[Records from a data source]
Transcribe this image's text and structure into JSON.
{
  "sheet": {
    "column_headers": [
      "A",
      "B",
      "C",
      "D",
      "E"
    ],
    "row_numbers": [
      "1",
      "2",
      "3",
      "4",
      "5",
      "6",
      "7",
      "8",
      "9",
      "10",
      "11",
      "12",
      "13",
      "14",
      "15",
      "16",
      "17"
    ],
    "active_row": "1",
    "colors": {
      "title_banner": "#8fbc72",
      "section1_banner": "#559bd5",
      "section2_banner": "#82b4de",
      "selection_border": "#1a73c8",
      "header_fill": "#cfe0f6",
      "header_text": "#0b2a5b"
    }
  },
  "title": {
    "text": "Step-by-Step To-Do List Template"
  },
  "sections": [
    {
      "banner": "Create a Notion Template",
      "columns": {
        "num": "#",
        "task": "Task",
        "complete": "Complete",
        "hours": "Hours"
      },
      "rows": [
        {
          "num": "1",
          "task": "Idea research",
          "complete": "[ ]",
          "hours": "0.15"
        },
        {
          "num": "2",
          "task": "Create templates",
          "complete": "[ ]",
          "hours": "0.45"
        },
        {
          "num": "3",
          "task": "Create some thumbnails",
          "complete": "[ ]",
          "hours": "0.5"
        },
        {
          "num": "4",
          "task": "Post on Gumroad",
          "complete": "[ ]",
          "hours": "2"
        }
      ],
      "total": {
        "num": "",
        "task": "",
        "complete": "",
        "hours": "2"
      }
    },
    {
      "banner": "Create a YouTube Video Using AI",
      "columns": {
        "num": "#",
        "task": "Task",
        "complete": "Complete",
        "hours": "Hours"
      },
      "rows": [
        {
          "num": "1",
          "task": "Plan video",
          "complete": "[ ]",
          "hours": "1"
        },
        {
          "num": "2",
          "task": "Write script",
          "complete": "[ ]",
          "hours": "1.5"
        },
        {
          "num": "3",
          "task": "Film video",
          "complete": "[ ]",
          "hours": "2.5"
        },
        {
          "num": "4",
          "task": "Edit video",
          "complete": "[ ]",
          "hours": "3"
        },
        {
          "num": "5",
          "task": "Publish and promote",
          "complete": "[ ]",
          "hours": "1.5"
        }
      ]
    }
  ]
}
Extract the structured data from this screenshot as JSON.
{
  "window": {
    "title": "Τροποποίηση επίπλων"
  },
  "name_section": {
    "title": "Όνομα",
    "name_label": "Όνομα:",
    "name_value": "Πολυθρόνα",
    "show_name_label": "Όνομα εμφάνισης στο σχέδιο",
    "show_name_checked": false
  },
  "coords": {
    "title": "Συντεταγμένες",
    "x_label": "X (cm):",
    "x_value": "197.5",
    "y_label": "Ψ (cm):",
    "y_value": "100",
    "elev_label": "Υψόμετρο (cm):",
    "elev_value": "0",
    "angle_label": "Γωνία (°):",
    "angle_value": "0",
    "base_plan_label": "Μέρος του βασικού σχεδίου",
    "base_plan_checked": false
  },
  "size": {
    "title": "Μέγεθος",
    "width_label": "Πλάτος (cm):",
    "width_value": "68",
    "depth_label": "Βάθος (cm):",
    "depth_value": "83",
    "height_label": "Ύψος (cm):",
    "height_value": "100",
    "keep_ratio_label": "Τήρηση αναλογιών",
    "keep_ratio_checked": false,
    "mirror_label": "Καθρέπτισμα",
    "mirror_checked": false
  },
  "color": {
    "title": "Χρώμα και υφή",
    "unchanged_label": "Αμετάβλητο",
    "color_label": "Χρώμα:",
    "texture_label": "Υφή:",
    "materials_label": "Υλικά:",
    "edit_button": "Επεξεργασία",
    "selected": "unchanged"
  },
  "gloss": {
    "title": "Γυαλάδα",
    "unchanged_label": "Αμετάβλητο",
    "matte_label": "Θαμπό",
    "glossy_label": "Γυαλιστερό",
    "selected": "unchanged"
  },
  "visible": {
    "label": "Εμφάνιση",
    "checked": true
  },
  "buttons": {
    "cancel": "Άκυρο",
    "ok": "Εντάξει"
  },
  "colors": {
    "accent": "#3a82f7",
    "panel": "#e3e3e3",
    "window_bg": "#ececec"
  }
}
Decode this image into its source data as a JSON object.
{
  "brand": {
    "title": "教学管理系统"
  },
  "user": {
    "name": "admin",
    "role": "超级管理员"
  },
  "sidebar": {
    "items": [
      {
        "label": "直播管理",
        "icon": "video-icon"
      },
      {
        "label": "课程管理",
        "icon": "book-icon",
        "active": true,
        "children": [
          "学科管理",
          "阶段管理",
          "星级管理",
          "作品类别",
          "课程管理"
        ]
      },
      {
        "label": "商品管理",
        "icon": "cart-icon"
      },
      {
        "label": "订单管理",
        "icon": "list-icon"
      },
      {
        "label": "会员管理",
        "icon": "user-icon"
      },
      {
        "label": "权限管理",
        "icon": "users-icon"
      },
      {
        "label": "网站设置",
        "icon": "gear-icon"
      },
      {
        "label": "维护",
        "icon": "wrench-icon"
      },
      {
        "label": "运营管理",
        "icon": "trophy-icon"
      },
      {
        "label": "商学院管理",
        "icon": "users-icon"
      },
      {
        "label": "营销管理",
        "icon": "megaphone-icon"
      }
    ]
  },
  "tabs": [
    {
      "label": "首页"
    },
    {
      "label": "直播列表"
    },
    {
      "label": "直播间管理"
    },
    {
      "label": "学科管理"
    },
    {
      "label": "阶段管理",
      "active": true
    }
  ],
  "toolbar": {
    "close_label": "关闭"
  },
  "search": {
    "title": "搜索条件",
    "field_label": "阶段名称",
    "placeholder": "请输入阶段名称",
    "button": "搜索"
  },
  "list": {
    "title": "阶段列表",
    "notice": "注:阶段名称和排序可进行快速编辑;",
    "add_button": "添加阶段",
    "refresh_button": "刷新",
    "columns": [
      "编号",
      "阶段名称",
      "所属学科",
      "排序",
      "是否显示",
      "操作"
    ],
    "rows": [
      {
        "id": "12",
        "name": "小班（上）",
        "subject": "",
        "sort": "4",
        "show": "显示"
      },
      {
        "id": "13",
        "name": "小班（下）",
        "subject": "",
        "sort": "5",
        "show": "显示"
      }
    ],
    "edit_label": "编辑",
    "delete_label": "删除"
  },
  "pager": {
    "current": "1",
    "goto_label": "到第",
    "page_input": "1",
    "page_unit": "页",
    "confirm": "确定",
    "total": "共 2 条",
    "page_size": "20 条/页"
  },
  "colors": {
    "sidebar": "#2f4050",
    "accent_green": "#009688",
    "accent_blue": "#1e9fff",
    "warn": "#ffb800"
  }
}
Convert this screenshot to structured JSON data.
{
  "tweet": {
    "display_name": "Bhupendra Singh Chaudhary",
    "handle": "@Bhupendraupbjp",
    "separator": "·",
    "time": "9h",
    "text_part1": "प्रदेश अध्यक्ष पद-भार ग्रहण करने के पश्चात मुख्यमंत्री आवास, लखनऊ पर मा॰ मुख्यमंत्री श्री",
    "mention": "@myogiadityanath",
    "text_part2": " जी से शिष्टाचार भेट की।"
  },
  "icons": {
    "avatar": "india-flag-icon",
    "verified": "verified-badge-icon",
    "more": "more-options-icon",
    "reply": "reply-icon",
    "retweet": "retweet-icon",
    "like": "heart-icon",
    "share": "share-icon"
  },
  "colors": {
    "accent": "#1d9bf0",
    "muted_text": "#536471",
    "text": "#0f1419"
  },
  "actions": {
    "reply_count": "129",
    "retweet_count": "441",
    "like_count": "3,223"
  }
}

#### Short exercise:
Please restate the whole listing word for word.

#### Output of the exercise:
Transcribe this image's text and structure into JSON.
{
  "sheet": {
    "column_headers": [
      "A",
      "B",
      "C",
      "D",
      "E"
    ],
    "row_numbers": [
      "1",
      "2",
      "3",
      "4",
      "5",
      "6",
      "7",
      "8",
      "9",
      "10",
      "11",
      "12",
      "13",
      "14",
      "15",
      "16",
      "17"
    ],
    "active_row": "1",
    "colors": {
      "title_banner": "#8fbc72",
      "section1_banner": "#559bd5",
      "section2_banner": "#82b4de",
      "selection_border": "#1a73c8",
      "header_fill": "#cfe0f6",
      "header_text": "#0b2a5b"
    }
  },
  "title": {
    "text": "Step-by-Step To-Do List Template"
  },
  "sections": [
    {
      "banner": "Create a Notion Template",
      "columns": {
        "num": "#",
        "task": "Task",
        "complete": "Complete",
        "hours": "Hours"
      },
      "rows": [
        {
          "num": "1",
          "task": "Idea research",
          "complete": "[ ]",
          "hours": "0.15"
        },
        {
          "num": "2",
          "task": "Create templates",
          "complete": "[ ]",
          "hours": "0.45"
        },
        {
          "num": "3",
          "task": "Create some thumbnails",
          "complete": "[ ]",
          "hours": "0.5"
        },
        {
          "num": "4",
          "task": "Post on Gumroad",
          "complete": "[ ]",
          "hours": "2"
        }
      ],
      "total": {
        "num": "",
        "task": "",
        "complete": "",
        "hours": "2"
      }
    },
    {
      "banner": "Create a YouTube Video Using AI",
      "columns": {
        "num": "#",
        "task": "Task",
        "complete": "Complete",
        "hours": "Hours"
      },
      "rows": [
        {
          "num": "1",
          "task": "Plan video",
          "complete": "[ ]",
          "hours": "1"
        },
        {
          "num": "2",
          "task": "Write script",
          "complete": "[ ]",
          "hours": "1.5"
        },
        {
          "num": "3",
          "task": "Film video",
          "complete": "[ ]",
          "hours": "2.5"
        },
        {
          "num": "4",
          "task": "Edit video",
          "complete": "[ ]",
          "hours": "3"
        },
        {
          "num": "5",
          "task": "Publish and promote",
          "complete": "[ ]",
          "hours": "1.5"
        }
      ]
    }
  ]
}
Extract the structured data from this screenshot as JSON.
{
  "window": {
    "title": "Τροποποίηση επίπλων"
  },
  "name_section": {
    "title": "Όνομα",
    "name_label": "Όνομα:",
    "name_value": "Πολυθρόνα",
    "show_name_label": "Όνομα εμφάνισης στο σχέδιο",
    "show_name_checked": false
  },
  "coords": {
    "title": "Συντεταγμένες",
    "x_label": "X (cm):",
    "x_value": "197.5",
    "y_label": "Ψ (cm):",
    "y_value": "100",
    "elev_label": "Υψόμετρο (cm):",
    "elev_value": "0",
    "angle_label": "Γωνία (°):",
    "angle_value": "0",
    "base_plan_label": "Μέρος του βασικού σχεδίου",
    "base_plan_checked": false
  },
  "size": {
    "title": "Μέγεθος",
    "width_label": "Πλάτος (cm):",
    "width_value": "68",
    "depth_label": "Βάθος (cm):",
    "depth_value": "83",
    "height_label": "Ύψος (cm):",
    "height_value": "100",
    "keep_ratio_label": "Τήρηση αναλογιών",
    "keep_ratio_checked": false,
    "mirror_label": "Καθρέπτισμα",
    "mirror_checked": false
  },
  "color": {
    "title": "Χρώμα και υφή",
    "unchanged_label": "Αμετάβλητο",
    "color_label": "Χρώμα:",
    "texture_label": "Υφή:",
    "materials_label": "Υλικά:",
    "edit_button": "Επεξεργασία",
    "selected": "unchanged"
  },
  "gloss": {
    "title": "Γυαλάδα",
    "unchanged_label": "Αμετάβλητο",
    "matte_label": "Θαμπό",
    "glossy_label": "Γυαλιστερό",
    "selected": "unchanged"
  },
  "visible": {
    "label": "Εμφάνιση",
    "checked": true
  },
  "buttons": {
    "cancel": "Άκυρο",
    "ok": "Εντάξει"
  },
  "colors": {
    "accent": "#3a82f7",
    "panel": "#e3e3e3",
    "window_bg": "#ececec"
  }
}
Decode this image into its source data as a JSON object.
{
  "brand": {
    "title": "教学管理系统"
  },
  "user": {
    "name": "admin",
    "role": "超级管理员"
  },
  "sidebar": {
    "items": [
      {
        "label": "直播管理",
        "icon": "video-icon"
      },
      {
        "label": "课程管理",
        "icon": "book-icon",
        "active": true,
        "children": [
          "学科管理",
          "阶段管理",
          "星级管理",
          "作品类别",
          "课程管理"
        ]
      },
      {
        "label": "商品管理",
        "icon": "cart-icon"
      },
      {
        "label": "订单管理",
        "icon": "list-icon"
      },
      {
        "label": "会员管理",
        "icon": "user-icon"
      },
      {
        "label": "权限管理",
        "icon": "users-icon"
      },
      {
        "label": "网站设置",
        "icon": "gear-icon"
      },
      {
        "label": "维护",
        "icon": "wrench-icon"
      },
      {
        "label": "运营管理",
        "icon": "trophy-icon"
      },
      {
        "label": "商学院管理",
        "icon": "users-icon"
      },
      {
        "label": "营销管理",
        "icon": "megaphone-icon"
      }
    ]
  },
  "tabs": [
    {
      "label": "首页"
    },
    {
      "label": "直播列表"
    },
    {
      "label": "直播间管理"
    },
    {
      "label": "学科管理"
    },
    {
      "label": "阶段管理",
      "active": true
    }
  ],
  "toolbar": {
    "close_label": "关闭"
  },
  "search": {
    "title": "搜索条件",
    "field_label": "阶段名称",
    "placeholder": "请输入阶段名称",
    "button": "搜索"
  },
  "list": {
    "title": "阶段列表",
    "notice": "注:阶段名称和排序可进行快速编辑;",
    "add_button": "添加阶段",
    "refresh_button": "刷新",
    "columns": [
      "编号",
      "阶段名称",
      "所属学科",
      "排序",
      "是否显示",
      "操作"
    ],
    "rows": [
      {
        "id": "12",
        "name": "小班（上）",
        "subject": "",
        "sort": "4",
        "show": "显示"
      },
      {
        "id": "13",
        "name": "小班（下）",
        "subject": "",
        "sort": "5",
        "show": "显示"
      }
    ],
    "edit_label": "编辑",
    "delete_label": "删除"
  },
  "pager": {
    "current": "1",
    "goto_label": "到第",
    "page_input": "1",
    "page_unit": "页",
    "confirm": "确定",
    "total": "共 2 条",
    "page_size": "20 条/页"
  },
  "colors": {
    "sidebar": "#2f4050",
    "accent_green": "#009688",
    "accent_blue": "#1e9fff",
    "warn": "#ffb800"
  }
}
Convert this screenshot to structured JSON data.
{
  "tweet": {
    "display_name": "Bhupendra Singh Chaudhary",
    "handle": "@Bhupendraupbjp",
    "separator": "·",
    "time": "9h",
    "text_part1": "प्रदेश अध्यक्ष पद-भार ग्रहण करने के पश्चात मुख्यमंत्री आवास, लखनऊ पर मा॰ मुख्यमंत्री श्री",
    "mention": "@myogiadityanath",
    "text_part2": " जी से शिष्टाचार भेट की।"
  },
  "icons": {
    "avatar": "india-flag-icon",
    "verified": "verified-badge-icon",
    "more": "more-options-icon",
    "reply": "reply-icon",
    "retweet": "retweet-icon",
    "like": "heart-icon",
    "share": "share-icon"
  },
  "colors": {
    "accent": "#1d9bf0",
    "muted_text": "#536471",
    "text": "#0f1419"
  },
  "actions": {
    "reply_count": "129",
    "retweet_count": "441",
    "like_count": "3,223"
  }
}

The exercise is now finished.